— Begin —
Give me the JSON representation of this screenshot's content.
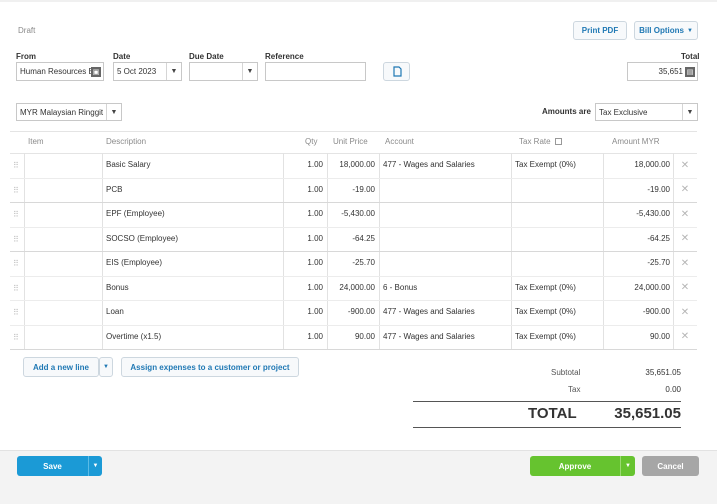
{
  "status": "Draft",
  "actions": {
    "print_pdf": "Print PDF",
    "bill_options": "Bill Options"
  },
  "header": {
    "from_label": "From",
    "from_value": "Human Resources B",
    "date_label": "Date",
    "date_value": "5 Oct 2023",
    "due_label": "Due Date",
    "due_value": "",
    "reference_label": "Reference",
    "reference_value": "",
    "total_label": "Total",
    "total_value": "35,651"
  },
  "currency": "MYR Malaysian Ringgit",
  "amounts_are": {
    "label": "Amounts are",
    "value": "Tax Exclusive"
  },
  "table": {
    "headers": [
      "Item",
      "Description",
      "Qty",
      "Unit Price",
      "Account",
      "Tax Rate",
      "Amount MYR"
    ],
    "rows": [
      {
        "item": "",
        "description": "Basic Salary",
        "qty": "1.00",
        "unit_price": "18,000.00",
        "account": "477 - Wages and Salaries",
        "tax_rate": "Tax Exempt (0%)",
        "amount": "18,000.00"
      },
      {
        "item": "",
        "description": "PCB",
        "qty": "1.00",
        "unit_price": "-19.00",
        "account": "",
        "tax_rate": "",
        "amount": "-19.00"
      },
      {
        "item": "",
        "description": "EPF (Employee)",
        "qty": "1.00",
        "unit_price": "-5,430.00",
        "account": "",
        "tax_rate": "",
        "amount": "-5,430.00"
      },
      {
        "item": "",
        "description": "SOCSO (Employee)",
        "qty": "1.00",
        "unit_price": "-64.25",
        "account": "",
        "tax_rate": "",
        "amount": "-64.25"
      },
      {
        "item": "",
        "description": "EIS (Employee)",
        "qty": "1.00",
        "unit_price": "-25.70",
        "account": "",
        "tax_rate": "",
        "amount": "-25.70"
      },
      {
        "item": "",
        "description": "Bonus",
        "qty": "1.00",
        "unit_price": "24,000.00",
        "account": "6 - Bonus",
        "tax_rate": "Tax Exempt (0%)",
        "amount": "24,000.00"
      },
      {
        "item": "",
        "description": "Loan",
        "qty": "1.00",
        "unit_price": "-900.00",
        "account": "477 - Wages and Salaries",
        "tax_rate": "Tax Exempt (0%)",
        "amount": "-900.00"
      },
      {
        "item": "",
        "description": "Overtime (x1.5)",
        "qty": "1.00",
        "unit_price": "90.00",
        "account": "477 - Wages and Salaries",
        "tax_rate": "Tax Exempt (0%)",
        "amount": "90.00"
      }
    ]
  },
  "line_actions": {
    "add_line": "Add a new line",
    "assign_expenses": "Assign expenses to a customer or project"
  },
  "summary": {
    "subtotal_label": "Subtotal",
    "subtotal_value": "35,651.05",
    "tax_label": "Tax",
    "tax_value": "0.00",
    "total_label": "TOTAL",
    "total_value": "35,651.05"
  },
  "footer": {
    "save": "Save",
    "approve": "Approve",
    "cancel": "Cancel"
  },
  "colors": {
    "link_blue": "#1f78b4",
    "save_blue": "#1b9ad6",
    "approve_green": "#66c32f",
    "cancel_gray": "#a6a6a6"
  }
}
— End —
Exclude every picture and copy the remaining data exactly.

# [Exercise response]
Give me the JSON representation of this screenshot's content.
{
  "status": "Draft",
  "actions": {
    "print_pdf": "Print PDF",
    "bill_options": "Bill Options"
  },
  "header": {
    "from_label": "From",
    "from_value": "Human Resources B",
    "date_label": "Date",
    "date_value": "5 Oct 2023",
    "due_label": "Due Date",
    "due_value": "",
    "reference_label": "Reference",
    "reference_value": "",
    "total_label": "Total",
    "total_value": "35,651"
  },
  "currency": "MYR Malaysian Ringgit",
  "amounts_are": {
    "label": "Amounts are",
    "value": "Tax Exclusive"
  },
  "table": {
    "headers": [
      "Item",
      "Description",
      "Qty",
      "Unit Price",
      "Account",
      "Tax Rate",
      "Amount MYR"
    ],
    "rows": [
      {
        "item": "",
        "description": "Basic Salary",
        "qty": "1.00",
        "unit_price": "18,000.00",
        "account": "477 - Wages and Salaries",
        "tax_rate": "Tax Exempt (0%)",
        "amount": "18,000.00"
      },
      {
        "item": "",
        "description": "PCB",
        "qty": "1.00",
        "unit_price": "-19.00",
        "account": "",
        "tax_rate": "",
        "amount": "-19.00"
      },
      {
        "item": "",
        "description": "EPF (Employee)",
        "qty": "1.00",
        "unit_price": "-5,430.00",
        "account": "",
        "tax_rate": "",
        "amount": "-5,430.00"
      },
      {
        "item": "",
        "description": "SOCSO (Employee)",
        "qty": "1.00",
        "unit_price": "-64.25",
        "account": "",
        "tax_rate": "",
        "amount": "-64.25"
      },
      {
        "item": "",
        "description": "EIS (Employee)",
        "qty": "1.00",
        "unit_price": "-25.70",
        "account": "",
        "tax_rate": "",
        "amount": "-25.70"
      },
      {
        "item": "",
        "description": "Bonus",
        "qty": "1.00",
        "unit_price": "24,000.00",
        "account": "6 - Bonus",
        "tax_rate": "Tax Exempt (0%)",
        "amount": "24,000.00"
      },
      {
        "item": "",
        "description": "Loan",
        "qty": "1.00",
        "unit_price": "-900.00",
        "account": "477 - Wages and Salaries",
        "tax_rate": "Tax Exempt (0%)",
        "amount": "-900.00"
      },
      {
        "item": "",
        "description": "Overtime (x1.5)",
        "qty": "1.00",
        "unit_price": "90.00",
        "account": "477 - Wages and Salaries",
        "tax_rate": "Tax Exempt (0%)",
        "amount": "90.00"
      }
    ]
  },
  "line_actions": {
    "add_line": "Add a new line",
    "assign_expenses": "Assign expenses to a customer or project"
  },
  "summary": {
    "subtotal_label": "Subtotal",
    "subtotal_value": "35,651.05",
    "tax_label": "Tax",
    "tax_value": "0.00",
    "total_label": "TOTAL",
    "total_value": "35,651.05"
  },
  "footer": {
    "save": "Save",
    "approve": "Approve",
    "cancel": "Cancel"
  },
  "colors": {
    "link_blue": "#1f78b4",
    "save_blue": "#1b9ad6",
    "approve_green": "#66c32f",
    "cancel_gray": "#a6a6a6"
  }
}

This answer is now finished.